WHAT TO WORK ON: Search the material for the word "title" and copy each line that holds it.

INFORMATION GIVEN:
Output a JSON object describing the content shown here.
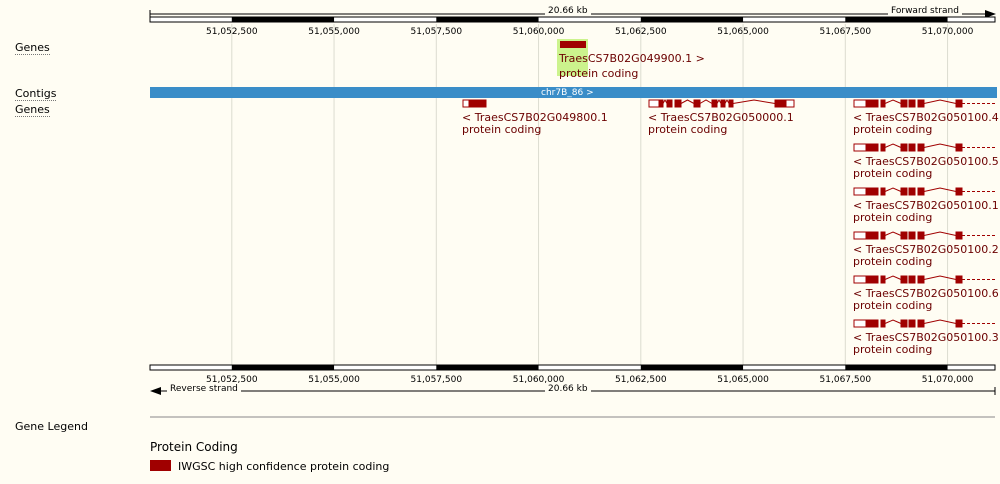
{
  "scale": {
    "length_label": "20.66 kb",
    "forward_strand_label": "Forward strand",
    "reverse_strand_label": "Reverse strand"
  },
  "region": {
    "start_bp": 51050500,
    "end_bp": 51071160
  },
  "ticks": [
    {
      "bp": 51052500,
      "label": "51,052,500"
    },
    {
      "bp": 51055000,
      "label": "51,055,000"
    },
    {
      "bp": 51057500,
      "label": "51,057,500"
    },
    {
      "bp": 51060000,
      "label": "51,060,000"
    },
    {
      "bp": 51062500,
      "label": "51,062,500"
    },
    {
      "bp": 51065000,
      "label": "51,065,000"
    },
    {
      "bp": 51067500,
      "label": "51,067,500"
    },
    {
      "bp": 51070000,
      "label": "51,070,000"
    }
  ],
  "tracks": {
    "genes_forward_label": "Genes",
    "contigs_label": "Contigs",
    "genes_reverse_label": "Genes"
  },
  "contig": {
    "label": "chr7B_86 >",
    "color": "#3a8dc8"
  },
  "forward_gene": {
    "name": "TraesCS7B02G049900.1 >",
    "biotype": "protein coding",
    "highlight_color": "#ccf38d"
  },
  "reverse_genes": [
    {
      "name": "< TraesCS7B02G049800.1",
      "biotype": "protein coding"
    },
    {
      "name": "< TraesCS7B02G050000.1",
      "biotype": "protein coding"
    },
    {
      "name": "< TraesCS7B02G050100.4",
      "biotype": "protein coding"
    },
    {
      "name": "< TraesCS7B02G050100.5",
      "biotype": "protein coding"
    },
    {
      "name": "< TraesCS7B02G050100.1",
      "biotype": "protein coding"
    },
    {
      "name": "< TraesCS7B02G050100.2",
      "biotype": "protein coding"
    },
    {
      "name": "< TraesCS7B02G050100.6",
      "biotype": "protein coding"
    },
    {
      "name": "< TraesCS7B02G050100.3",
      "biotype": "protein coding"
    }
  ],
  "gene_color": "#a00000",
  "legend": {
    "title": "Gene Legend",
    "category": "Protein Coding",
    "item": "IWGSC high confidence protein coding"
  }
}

--

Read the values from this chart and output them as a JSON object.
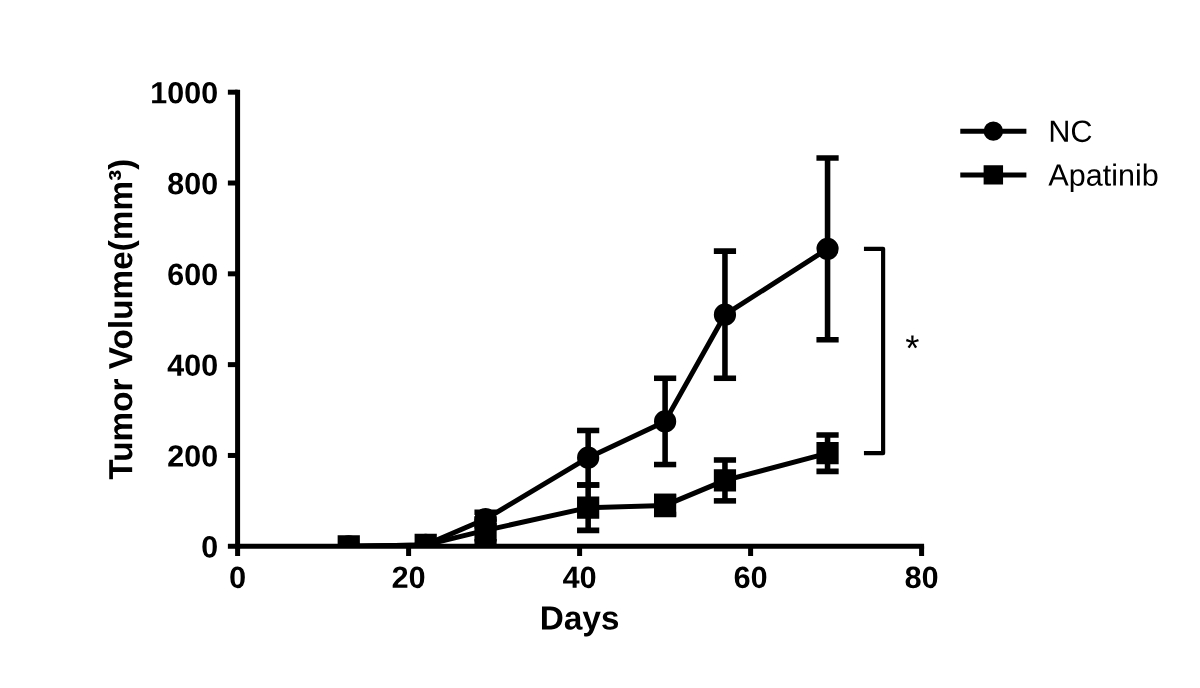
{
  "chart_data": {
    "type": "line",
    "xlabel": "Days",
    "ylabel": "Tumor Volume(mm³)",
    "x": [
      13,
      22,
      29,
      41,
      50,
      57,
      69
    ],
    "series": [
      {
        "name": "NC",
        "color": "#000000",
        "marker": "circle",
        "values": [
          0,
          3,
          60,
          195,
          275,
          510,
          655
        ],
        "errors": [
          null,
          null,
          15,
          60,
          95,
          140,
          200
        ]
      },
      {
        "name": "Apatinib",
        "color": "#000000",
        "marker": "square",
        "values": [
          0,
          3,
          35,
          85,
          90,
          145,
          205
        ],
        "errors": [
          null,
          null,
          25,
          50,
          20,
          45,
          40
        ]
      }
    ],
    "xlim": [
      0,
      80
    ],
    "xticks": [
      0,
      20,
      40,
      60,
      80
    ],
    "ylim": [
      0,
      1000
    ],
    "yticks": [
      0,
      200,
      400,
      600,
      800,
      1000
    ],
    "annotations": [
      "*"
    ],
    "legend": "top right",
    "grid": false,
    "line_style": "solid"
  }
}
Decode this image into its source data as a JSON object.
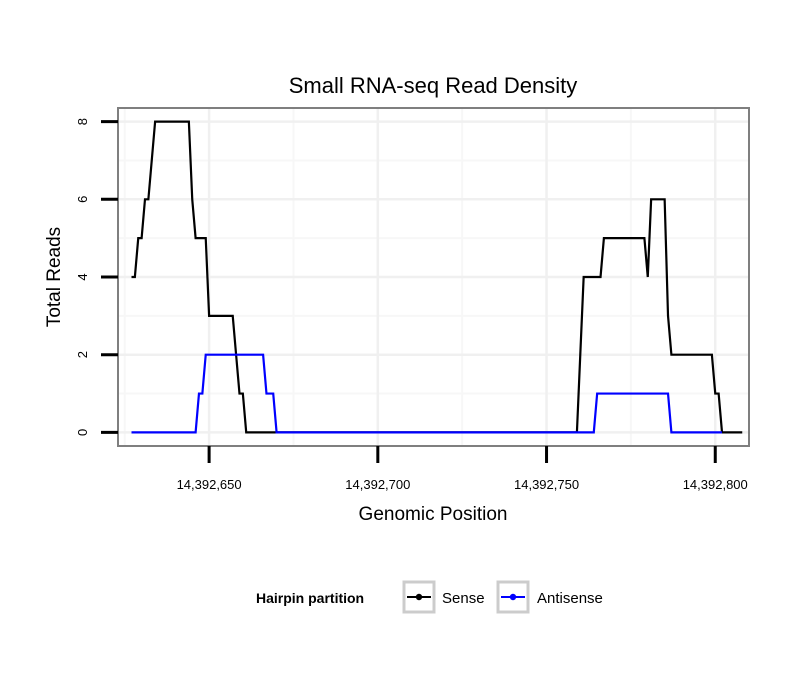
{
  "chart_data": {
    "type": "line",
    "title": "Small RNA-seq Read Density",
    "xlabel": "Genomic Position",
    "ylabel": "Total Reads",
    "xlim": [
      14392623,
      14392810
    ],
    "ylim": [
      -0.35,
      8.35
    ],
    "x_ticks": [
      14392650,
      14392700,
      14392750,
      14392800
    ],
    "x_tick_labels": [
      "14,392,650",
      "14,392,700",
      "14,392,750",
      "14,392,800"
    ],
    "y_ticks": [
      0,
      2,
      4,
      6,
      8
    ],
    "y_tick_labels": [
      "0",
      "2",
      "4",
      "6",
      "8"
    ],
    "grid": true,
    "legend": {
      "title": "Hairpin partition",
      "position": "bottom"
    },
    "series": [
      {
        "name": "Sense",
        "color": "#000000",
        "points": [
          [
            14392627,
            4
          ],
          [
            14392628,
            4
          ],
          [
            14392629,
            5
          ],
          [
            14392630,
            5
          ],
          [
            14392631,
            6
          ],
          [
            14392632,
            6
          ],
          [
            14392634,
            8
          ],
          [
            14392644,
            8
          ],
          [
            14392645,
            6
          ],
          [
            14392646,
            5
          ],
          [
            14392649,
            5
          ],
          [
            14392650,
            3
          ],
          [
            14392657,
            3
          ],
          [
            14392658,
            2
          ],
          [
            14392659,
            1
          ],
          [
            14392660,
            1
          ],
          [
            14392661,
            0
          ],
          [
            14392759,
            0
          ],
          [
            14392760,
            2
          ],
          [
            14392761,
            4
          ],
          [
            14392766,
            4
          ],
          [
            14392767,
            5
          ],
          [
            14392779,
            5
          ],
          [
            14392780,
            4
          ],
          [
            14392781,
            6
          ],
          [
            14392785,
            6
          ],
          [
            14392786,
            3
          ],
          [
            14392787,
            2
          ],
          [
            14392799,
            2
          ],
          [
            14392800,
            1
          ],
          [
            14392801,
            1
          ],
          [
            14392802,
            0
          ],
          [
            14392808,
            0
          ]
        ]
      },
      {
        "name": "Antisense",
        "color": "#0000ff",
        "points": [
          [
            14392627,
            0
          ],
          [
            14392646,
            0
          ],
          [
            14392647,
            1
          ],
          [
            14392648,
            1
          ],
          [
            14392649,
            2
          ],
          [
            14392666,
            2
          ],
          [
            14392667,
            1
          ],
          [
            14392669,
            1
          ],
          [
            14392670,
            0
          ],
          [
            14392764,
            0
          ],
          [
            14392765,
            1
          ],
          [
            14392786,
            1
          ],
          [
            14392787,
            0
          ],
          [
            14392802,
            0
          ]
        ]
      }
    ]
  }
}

ANSWER BELOW:
    "title": "Gene Legend",
    "title": "Small RNA-seq Read Density",
      "title": "Hairpin partition",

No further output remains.